--- TASK DETAILS ---
Only lines with the word "飞机降落后" are needed; collect each of them from the listing below.

--- DATA FOR PROCESSING ---
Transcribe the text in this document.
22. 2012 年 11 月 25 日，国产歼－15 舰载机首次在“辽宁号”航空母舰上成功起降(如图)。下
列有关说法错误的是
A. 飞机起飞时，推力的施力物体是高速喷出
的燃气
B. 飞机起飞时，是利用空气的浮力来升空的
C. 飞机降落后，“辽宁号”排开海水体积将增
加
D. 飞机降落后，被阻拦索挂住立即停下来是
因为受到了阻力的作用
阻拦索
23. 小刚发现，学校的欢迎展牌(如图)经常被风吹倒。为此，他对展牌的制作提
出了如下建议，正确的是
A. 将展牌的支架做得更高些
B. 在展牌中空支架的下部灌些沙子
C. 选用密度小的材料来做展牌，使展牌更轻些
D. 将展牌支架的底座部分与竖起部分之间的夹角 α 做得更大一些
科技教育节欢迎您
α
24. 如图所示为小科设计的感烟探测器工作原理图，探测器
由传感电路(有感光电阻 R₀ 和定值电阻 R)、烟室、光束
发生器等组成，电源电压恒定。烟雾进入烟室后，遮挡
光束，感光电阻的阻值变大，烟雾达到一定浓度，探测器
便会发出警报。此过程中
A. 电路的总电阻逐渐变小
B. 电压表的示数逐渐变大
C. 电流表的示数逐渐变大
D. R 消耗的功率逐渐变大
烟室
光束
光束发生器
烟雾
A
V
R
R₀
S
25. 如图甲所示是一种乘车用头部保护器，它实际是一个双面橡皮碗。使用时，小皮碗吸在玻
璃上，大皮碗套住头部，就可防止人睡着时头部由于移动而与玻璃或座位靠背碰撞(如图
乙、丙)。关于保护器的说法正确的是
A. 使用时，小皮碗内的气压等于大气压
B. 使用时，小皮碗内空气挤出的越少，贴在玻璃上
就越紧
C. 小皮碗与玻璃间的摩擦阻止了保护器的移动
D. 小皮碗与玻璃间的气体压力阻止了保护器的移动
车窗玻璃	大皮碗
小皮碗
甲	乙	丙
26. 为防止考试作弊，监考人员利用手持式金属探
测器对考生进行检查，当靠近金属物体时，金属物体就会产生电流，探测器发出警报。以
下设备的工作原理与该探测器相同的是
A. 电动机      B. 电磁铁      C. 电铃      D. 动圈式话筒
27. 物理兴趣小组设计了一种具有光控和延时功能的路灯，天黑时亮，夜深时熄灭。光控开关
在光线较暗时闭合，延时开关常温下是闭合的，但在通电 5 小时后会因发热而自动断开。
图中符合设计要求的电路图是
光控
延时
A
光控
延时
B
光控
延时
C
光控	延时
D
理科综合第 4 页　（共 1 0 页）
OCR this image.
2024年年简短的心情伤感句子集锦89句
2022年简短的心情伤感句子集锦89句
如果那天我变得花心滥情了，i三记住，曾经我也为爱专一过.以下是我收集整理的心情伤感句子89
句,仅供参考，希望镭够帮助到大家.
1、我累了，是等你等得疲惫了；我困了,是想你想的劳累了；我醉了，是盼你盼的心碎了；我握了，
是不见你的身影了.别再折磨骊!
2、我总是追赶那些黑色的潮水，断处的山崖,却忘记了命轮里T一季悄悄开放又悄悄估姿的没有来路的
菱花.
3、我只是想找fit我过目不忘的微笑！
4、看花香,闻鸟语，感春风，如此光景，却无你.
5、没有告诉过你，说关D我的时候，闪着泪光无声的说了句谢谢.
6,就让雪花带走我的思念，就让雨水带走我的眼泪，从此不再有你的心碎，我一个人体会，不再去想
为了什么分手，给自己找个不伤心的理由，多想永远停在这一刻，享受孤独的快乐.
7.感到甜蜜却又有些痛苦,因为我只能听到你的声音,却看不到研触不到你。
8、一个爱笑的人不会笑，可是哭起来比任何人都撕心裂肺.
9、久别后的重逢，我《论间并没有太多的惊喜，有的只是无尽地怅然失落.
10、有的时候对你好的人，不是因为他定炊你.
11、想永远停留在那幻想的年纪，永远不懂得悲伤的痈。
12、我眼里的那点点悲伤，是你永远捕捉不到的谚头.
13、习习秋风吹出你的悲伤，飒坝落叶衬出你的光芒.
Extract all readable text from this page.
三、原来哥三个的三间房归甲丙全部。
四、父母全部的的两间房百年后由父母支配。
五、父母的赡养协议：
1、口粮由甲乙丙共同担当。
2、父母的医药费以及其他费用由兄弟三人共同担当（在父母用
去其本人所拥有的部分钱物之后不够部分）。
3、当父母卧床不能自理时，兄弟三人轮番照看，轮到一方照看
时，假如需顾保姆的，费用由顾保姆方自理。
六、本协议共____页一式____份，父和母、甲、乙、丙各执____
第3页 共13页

--- RESULT FOR THIS TASK ---
C. 飞机降落后，“辽宁号”排开海水体积将增
D. 飞机降落后，被阻拦索挂住立即停下来是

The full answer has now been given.